(Recorded data)
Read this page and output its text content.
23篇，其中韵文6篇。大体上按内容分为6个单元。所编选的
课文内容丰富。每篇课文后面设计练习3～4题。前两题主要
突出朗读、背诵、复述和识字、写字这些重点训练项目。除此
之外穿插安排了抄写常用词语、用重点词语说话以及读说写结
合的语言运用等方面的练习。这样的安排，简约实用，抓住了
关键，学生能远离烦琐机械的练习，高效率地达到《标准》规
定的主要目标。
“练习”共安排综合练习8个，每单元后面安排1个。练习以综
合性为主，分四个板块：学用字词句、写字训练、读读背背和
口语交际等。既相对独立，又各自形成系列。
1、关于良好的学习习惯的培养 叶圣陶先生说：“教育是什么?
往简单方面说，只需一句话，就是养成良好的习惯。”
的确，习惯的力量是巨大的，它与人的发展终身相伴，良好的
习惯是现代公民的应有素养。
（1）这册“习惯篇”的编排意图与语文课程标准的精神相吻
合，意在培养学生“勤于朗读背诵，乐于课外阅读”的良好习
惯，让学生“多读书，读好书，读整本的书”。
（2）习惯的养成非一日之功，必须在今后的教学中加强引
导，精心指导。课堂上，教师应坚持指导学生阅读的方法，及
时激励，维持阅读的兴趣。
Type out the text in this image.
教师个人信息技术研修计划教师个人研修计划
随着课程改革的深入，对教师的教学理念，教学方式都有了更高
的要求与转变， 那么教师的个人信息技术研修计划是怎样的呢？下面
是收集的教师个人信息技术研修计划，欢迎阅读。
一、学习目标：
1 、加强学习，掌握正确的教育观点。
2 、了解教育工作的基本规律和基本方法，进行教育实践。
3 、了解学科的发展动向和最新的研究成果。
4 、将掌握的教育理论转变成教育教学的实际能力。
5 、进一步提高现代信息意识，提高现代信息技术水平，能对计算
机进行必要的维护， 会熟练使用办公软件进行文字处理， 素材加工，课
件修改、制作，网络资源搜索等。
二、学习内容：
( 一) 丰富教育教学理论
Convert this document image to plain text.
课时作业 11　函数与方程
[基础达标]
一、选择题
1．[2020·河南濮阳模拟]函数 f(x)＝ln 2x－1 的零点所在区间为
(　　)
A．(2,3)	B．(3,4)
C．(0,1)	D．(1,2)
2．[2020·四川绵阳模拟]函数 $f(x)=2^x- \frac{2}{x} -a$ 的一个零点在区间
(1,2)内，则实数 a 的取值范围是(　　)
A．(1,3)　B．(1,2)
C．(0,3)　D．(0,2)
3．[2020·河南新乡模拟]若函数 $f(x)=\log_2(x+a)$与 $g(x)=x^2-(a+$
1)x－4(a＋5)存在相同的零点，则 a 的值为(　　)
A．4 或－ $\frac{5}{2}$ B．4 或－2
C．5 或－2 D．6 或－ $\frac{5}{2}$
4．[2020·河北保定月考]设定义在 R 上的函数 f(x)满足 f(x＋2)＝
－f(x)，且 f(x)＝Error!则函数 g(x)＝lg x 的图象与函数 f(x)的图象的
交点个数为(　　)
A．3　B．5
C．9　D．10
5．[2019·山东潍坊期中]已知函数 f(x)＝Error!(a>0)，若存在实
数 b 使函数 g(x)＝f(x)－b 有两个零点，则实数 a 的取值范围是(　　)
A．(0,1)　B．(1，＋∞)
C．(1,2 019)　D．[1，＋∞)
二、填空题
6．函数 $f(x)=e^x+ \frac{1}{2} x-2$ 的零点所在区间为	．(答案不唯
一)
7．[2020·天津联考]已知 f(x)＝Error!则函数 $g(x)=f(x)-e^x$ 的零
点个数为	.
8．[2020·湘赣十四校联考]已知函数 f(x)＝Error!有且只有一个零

### What the task requires
Extract all the entries word for word.

### Worked solution
Read this page and output its text content.
23篇，其中韵文6篇。大体上按内容分为6个单元。所编选的
课文内容丰富。每篇课文后面设计练习3～4题。前两题主要
突出朗读、背诵、复述和识字、写字这些重点训练项目。除此
之外穿插安排了抄写常用词语、用重点词语说话以及读说写结
合的语言运用等方面的练习。这样的安排，简约实用，抓住了
关键，学生能远离烦琐机械的练习，高效率地达到《标准》规
定的主要目标。
“练习”共安排综合练习8个，每单元后面安排1个。练习以综
合性为主，分四个板块：学用字词句、写字训练、读读背背和
口语交际等。既相对独立，又各自形成系列。
1、关于良好的学习习惯的培养 叶圣陶先生说：“教育是什么?
往简单方面说，只需一句话，就是养成良好的习惯。”
的确，习惯的力量是巨大的，它与人的发展终身相伴，良好的
习惯是现代公民的应有素养。
（1）这册“习惯篇”的编排意图与语文课程标准的精神相吻
合，意在培养学生“勤于朗读背诵，乐于课外阅读”的良好习
惯，让学生“多读书，读好书，读整本的书”。
（2）习惯的养成非一日之功，必须在今后的教学中加强引
导，精心指导。课堂上，教师应坚持指导学生阅读的方法，及
时激励，维持阅读的兴趣。
Type out the text in this image.
教师个人信息技术研修计划教师个人研修计划
随着课程改革的深入，对教师的教学理念，教学方式都有了更高
的要求与转变， 那么教师的个人信息技术研修计划是怎样的呢？下面
是收集的教师个人信息技术研修计划，欢迎阅读。
一、学习目标：
1 、加强学习，掌握正确的教育观点。
2 、了解教育工作的基本规律和基本方法，进行教育实践。
3 、了解学科的发展动向和最新的研究成果。
4 、将掌握的教育理论转变成教育教学的实际能力。
5 、进一步提高现代信息意识，提高现代信息技术水平，能对计算
机进行必要的维护， 会熟练使用办公软件进行文字处理， 素材加工，课
件修改、制作，网络资源搜索等。
二、学习内容：
( 一) 丰富教育教学理论
Convert this document image to plain text.
课时作业 11　函数与方程
[基础达标]
一、选择题
1．[2020·河南濮阳模拟]函数 f(x)＝ln 2x－1 的零点所在区间为
(　　)
A．(2,3)	B．(3,4)
C．(0,1)	D．(1,2)
2．[2020·四川绵阳模拟]函数 $f(x)=2^x- \frac{2}{x} -a$ 的一个零点在区间
(1,2)内，则实数 a 的取值范围是(　　)
A．(1,3)　B．(1,2)
C．(0,3)　D．(0,2)
3．[2020·河南新乡模拟]若函数 $f(x)=\log_2(x+a)$与 $g(x)=x^2-(a+$
1)x－4(a＋5)存在相同的零点，则 a 的值为(　　)
A．4 或－ $\frac{5}{2}$ B．4 或－2
C．5 或－2 D．6 或－ $\frac{5}{2}$
4．[2020·河北保定月考]设定义在 R 上的函数 f(x)满足 f(x＋2)＝
－f(x)，且 f(x)＝Error!则函数 g(x)＝lg x 的图象与函数 f(x)的图象的
交点个数为(　　)
A．3　B．5
C．9　D．10
5．[2019·山东潍坊期中]已知函数 f(x)＝Error!(a>0)，若存在实
数 b 使函数 g(x)＝f(x)－b 有两个零点，则实数 a 的取值范围是(　　)
A．(0,1)　B．(1，＋∞)
C．(1,2 019)　D．[1，＋∞)
二、填空题
6．函数 $f(x)=e^x+ \frac{1}{2} x-2$ 的零点所在区间为	．(答案不唯
一)
7．[2020·天津联考]已知 f(x)＝Error!则函数 $g(x)=f(x)-e^x$ 的零
点个数为	.
8．[2020·湘赣十四校联考]已知函数 f(x)＝Error!有且只有一个零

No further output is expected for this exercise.